Copy, in full, each line of the material that holds the word "مصنوعی".

-- begin Available records --

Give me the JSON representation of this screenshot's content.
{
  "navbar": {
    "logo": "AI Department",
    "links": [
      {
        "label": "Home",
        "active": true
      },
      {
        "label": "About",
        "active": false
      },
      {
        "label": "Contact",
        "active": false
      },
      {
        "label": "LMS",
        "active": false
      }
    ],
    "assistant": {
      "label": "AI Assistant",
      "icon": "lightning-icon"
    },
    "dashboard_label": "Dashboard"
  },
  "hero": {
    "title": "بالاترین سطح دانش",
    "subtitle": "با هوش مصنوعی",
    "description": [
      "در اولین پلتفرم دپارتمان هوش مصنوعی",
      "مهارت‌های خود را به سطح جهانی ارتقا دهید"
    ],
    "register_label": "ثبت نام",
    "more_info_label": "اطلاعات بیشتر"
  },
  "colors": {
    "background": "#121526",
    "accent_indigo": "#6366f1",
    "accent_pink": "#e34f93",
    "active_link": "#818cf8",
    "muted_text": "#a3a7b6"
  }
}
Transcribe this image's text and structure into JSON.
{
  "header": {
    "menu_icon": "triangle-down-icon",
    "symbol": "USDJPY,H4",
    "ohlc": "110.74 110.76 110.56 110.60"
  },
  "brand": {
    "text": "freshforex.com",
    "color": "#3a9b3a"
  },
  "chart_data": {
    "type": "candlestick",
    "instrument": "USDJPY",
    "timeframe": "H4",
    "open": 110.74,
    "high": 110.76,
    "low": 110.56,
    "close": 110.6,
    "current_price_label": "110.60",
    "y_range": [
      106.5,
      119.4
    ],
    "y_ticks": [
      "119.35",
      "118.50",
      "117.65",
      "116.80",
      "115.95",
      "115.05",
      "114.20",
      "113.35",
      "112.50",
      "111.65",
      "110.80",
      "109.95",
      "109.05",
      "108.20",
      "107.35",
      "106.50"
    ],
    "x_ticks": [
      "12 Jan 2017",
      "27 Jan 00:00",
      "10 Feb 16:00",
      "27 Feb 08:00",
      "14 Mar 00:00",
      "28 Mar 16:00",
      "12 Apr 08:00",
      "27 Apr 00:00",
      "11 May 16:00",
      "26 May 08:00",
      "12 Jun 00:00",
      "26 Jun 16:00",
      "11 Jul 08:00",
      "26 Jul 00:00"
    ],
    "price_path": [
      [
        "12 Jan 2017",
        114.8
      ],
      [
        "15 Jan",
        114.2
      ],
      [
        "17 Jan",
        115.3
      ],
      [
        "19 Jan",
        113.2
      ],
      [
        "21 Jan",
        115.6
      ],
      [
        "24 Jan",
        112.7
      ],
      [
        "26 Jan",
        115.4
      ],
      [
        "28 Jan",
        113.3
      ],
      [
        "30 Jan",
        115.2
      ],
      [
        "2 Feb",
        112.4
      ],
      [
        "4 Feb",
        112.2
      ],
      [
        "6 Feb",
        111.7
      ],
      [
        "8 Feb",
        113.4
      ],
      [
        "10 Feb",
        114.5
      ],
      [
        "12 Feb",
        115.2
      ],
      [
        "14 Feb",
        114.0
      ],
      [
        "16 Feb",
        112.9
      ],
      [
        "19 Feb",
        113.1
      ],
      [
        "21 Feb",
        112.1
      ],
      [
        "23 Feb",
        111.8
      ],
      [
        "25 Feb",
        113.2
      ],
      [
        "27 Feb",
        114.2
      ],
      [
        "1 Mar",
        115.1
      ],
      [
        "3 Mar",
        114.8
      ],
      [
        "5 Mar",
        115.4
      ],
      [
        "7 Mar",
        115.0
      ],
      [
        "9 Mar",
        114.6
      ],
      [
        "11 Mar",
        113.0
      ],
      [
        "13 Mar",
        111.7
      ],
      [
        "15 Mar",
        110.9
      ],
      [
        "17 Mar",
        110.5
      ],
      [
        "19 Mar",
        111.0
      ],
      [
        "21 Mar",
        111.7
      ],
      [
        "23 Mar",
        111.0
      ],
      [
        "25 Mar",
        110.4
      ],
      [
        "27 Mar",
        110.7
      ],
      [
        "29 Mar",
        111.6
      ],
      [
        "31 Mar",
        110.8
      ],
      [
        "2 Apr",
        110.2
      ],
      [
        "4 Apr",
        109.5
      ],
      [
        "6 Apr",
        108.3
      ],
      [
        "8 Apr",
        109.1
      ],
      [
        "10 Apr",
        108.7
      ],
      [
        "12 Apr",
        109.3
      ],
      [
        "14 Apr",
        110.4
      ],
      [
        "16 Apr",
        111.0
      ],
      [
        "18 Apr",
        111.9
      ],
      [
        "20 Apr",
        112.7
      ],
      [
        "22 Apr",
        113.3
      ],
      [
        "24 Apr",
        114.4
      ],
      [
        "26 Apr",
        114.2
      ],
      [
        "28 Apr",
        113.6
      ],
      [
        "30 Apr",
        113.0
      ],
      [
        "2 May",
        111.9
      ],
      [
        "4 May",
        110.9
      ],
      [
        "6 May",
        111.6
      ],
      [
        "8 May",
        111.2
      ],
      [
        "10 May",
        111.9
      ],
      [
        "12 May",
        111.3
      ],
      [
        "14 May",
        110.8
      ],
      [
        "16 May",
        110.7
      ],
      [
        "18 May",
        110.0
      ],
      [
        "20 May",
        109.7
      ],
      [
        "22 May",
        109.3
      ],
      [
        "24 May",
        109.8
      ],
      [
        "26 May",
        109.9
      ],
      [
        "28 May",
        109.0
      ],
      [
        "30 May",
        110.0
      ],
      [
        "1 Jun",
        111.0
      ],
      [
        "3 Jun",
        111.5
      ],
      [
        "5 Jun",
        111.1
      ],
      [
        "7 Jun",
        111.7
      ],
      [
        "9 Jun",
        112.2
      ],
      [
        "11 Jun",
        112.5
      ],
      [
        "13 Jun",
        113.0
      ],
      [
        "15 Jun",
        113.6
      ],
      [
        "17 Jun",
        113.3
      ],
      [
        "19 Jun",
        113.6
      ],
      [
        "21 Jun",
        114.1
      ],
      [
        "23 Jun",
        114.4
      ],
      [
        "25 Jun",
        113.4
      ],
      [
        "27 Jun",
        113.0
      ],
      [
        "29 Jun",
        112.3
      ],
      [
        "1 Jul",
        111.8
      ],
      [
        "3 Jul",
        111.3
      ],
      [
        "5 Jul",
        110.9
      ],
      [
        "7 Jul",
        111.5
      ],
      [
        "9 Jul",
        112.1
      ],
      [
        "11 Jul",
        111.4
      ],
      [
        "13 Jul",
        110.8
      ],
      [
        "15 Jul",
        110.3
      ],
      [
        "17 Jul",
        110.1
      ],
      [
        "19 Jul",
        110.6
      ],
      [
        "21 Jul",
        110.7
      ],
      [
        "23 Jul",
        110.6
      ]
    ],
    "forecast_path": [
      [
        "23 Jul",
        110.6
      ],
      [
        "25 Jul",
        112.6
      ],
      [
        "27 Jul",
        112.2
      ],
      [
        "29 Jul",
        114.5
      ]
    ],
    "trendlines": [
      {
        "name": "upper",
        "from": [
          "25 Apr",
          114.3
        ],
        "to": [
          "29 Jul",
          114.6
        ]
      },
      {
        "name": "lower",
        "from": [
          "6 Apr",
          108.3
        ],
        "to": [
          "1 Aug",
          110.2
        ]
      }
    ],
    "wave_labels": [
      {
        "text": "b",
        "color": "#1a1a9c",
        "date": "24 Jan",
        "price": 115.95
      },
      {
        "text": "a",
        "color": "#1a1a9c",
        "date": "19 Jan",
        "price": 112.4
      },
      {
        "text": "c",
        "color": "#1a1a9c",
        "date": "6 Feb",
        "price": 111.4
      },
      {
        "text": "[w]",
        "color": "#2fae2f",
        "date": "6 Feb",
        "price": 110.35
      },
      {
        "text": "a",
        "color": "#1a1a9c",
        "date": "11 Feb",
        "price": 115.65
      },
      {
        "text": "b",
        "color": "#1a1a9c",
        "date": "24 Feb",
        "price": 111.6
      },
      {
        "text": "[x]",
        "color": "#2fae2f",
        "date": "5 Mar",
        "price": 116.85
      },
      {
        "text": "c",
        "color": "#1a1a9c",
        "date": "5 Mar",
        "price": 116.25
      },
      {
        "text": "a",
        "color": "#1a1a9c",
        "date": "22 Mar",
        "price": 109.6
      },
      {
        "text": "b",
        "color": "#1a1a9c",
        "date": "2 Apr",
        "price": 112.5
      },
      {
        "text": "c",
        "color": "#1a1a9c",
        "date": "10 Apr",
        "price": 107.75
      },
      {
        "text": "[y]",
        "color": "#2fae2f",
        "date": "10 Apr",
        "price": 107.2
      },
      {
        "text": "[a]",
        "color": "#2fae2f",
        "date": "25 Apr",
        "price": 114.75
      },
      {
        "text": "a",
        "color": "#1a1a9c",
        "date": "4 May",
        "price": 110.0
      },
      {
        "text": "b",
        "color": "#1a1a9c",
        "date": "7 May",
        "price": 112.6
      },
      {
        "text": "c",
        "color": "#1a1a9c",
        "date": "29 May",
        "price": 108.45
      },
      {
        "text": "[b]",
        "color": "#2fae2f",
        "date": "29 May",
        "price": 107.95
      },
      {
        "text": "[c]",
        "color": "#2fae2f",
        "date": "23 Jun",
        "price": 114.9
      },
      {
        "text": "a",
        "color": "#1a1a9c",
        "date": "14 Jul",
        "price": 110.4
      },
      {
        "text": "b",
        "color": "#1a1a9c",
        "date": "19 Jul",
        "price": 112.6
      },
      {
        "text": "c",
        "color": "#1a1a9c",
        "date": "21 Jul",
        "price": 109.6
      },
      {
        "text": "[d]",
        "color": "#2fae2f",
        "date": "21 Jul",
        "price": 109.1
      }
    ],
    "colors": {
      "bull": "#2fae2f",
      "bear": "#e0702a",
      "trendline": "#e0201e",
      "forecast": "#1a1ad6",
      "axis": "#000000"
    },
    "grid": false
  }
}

-- end Available records --

_Reply_.
    "subtitle": "با هوش مصنوعی",
      "در اولین پلتفرم دپارتمان هوش مصنوعی",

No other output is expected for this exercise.